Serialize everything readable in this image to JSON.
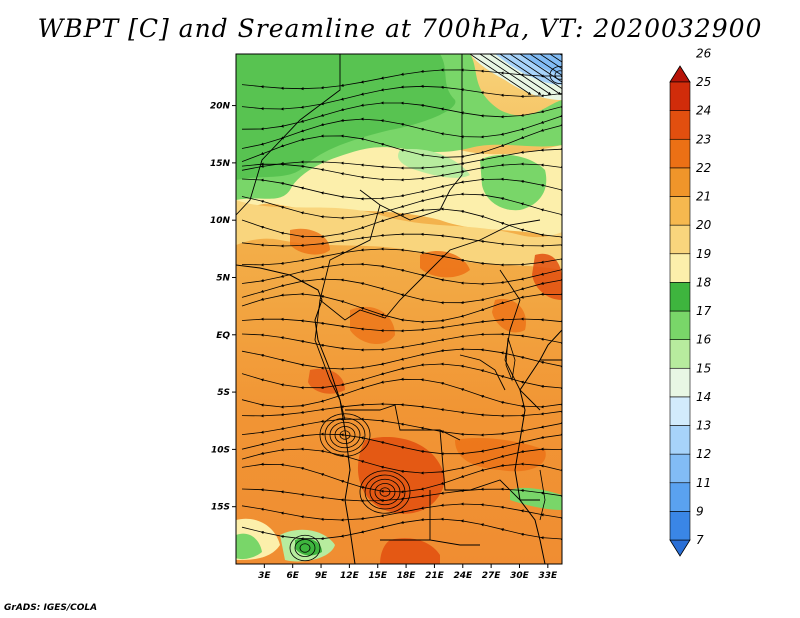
{
  "title": "WBPT [C] and Sreamline at 700hPa, VT: 2020032900",
  "footer": "GrADS: IGES/COLA",
  "map": {
    "lon_labels": [
      "3E",
      "6E",
      "9E",
      "12E",
      "15E",
      "18E",
      "21E",
      "24E",
      "27E",
      "30E",
      "33E"
    ],
    "lat_labels": [
      "20N",
      "15N",
      "10N",
      "5N",
      "EQ",
      "5S",
      "10S",
      "15S"
    ],
    "lon_range": [
      0,
      34.5
    ],
    "lat_range": [
      -20,
      24.5
    ]
  },
  "colorbar": {
    "labels": [
      "7",
      "9",
      "11",
      "12",
      "13",
      "14",
      "15",
      "16",
      "17",
      "18",
      "19",
      "20",
      "21",
      "22",
      "23",
      "24",
      "25",
      "26"
    ],
    "colors": [
      "#2a6fd6",
      "#3a86e6",
      "#5aa2f0",
      "#82bcf5",
      "#a7d3fa",
      "#d2ebfc",
      "#e8f7e4",
      "#b7ec9e",
      "#79d669",
      "#3eb53e",
      "#fcefab",
      "#f9d57d",
      "#f6b84f",
      "#f0952a",
      "#ec7015",
      "#e24f0f",
      "#d12c0a",
      "#b71408"
    ]
  },
  "icons": {
    "streamline": "streamline-arrow",
    "colorbar_min": "triangle-down",
    "colorbar_max": "triangle-up"
  }
}
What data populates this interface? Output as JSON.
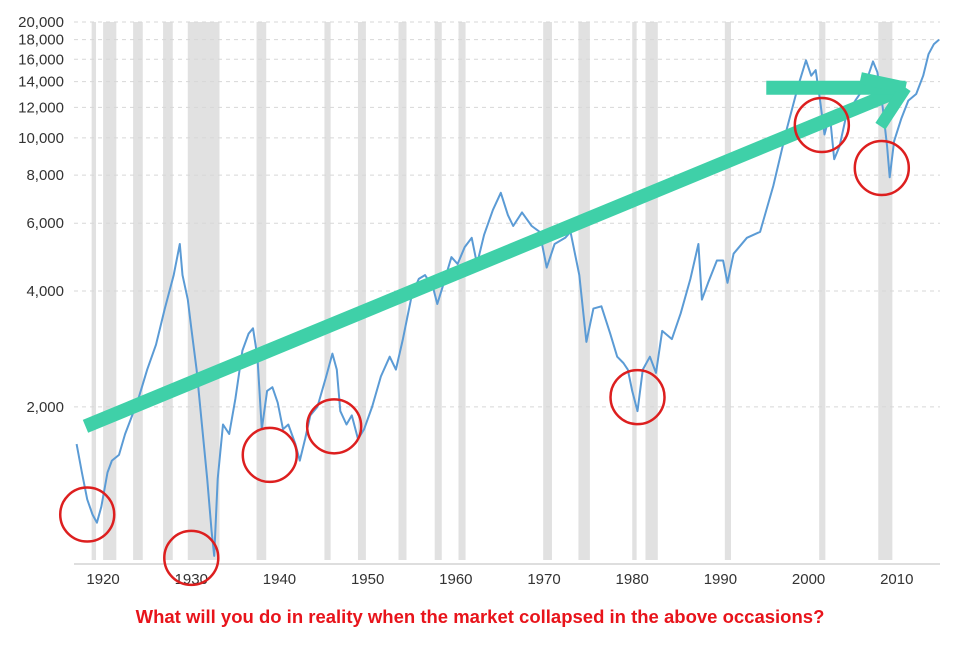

==============================

The records shown above are to be repeated exactly, with the pictures left out.

Full output →
Serialize everything readable in this image to JSON.
{
  "title": "WBPT [C] and Sreamline at 700hPa, VT: 2020032900",
  "footer": "GrADS: IGES/COLA",
  "map": {
    "lon_labels": [
      "3E",
      "6E",
      "9E",
      "12E",
      "15E",
      "18E",
      "21E",
      "24E",
      "27E",
      "30E",
      "33E"
    ],
    "lat_labels": [
      "20N",
      "15N",
      "10N",
      "5N",
      "EQ",
      "5S",
      "10S",
      "15S"
    ],
    "lon_range": [
      0,
      34.5
    ],
    "lat_range": [
      -20,
      24.5
    ]
  },
  "colorbar": {
    "labels": [
      "7",
      "9",
      "11",
      "12",
      "13",
      "14",
      "15",
      "16",
      "17",
      "18",
      "19",
      "20",
      "21",
      "22",
      "23",
      "24",
      "25",
      "26"
    ],
    "colors": [
      "#2a6fd6",
      "#3a86e6",
      "#5aa2f0",
      "#82bcf5",
      "#a7d3fa",
      "#d2ebfc",
      "#e8f7e4",
      "#b7ec9e",
      "#79d669",
      "#3eb53e",
      "#fcefab",
      "#f9d57d",
      "#f6b84f",
      "#f0952a",
      "#ec7015",
      "#e24f0f",
      "#d12c0a",
      "#b71408"
    ]
  },
  "icons": {
    "streamline": "streamline-arrow",
    "colorbar_min": "triangle-down",
    "colorbar_max": "triangle-up"
  }
}
What data populates this interface? Output as JSON.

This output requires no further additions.